Records excerpted from a collection:
---

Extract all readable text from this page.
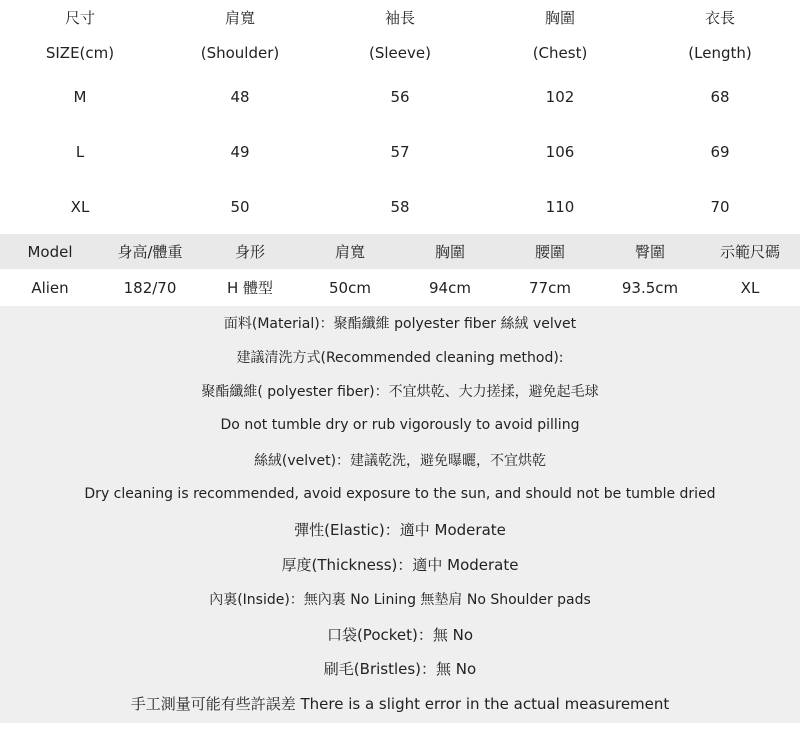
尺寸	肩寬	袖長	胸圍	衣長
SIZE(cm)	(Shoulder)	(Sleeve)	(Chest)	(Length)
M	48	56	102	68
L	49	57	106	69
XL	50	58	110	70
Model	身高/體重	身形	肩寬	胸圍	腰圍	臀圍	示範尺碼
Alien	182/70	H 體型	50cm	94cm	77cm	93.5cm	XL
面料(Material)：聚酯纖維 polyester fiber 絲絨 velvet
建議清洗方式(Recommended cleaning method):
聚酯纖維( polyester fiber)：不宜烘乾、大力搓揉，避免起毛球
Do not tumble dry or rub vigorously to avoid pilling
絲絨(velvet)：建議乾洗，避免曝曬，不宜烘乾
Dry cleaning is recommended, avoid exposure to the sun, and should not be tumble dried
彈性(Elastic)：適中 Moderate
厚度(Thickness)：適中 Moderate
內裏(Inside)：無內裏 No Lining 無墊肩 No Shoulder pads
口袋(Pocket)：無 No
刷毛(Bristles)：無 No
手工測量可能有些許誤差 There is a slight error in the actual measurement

---

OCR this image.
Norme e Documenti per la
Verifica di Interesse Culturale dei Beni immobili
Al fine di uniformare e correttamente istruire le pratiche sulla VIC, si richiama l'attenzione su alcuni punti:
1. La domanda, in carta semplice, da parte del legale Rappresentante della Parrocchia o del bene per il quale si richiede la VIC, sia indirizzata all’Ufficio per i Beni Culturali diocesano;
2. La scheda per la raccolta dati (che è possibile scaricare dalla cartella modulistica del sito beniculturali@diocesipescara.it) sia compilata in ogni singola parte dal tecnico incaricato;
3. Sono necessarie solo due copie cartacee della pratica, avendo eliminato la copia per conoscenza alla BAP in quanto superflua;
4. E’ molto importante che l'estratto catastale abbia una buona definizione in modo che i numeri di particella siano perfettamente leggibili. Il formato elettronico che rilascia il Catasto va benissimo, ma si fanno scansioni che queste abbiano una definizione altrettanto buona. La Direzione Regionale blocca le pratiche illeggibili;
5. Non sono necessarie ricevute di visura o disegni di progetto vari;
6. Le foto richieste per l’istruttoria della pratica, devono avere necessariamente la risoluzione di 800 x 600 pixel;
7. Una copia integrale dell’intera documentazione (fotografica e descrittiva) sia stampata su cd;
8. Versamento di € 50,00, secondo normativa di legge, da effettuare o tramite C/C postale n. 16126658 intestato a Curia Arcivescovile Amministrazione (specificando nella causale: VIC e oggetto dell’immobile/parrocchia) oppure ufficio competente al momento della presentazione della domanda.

---

(AIM OF THE EXERCISE)
Pull out every line of the records that includes the string "tumble".

(FULL SOLUTION)
Do not tumble dry or rub vigorously to avoid pilling
Dry cleaning is recommended, avoid exposure to the sun, and should not be tumble dried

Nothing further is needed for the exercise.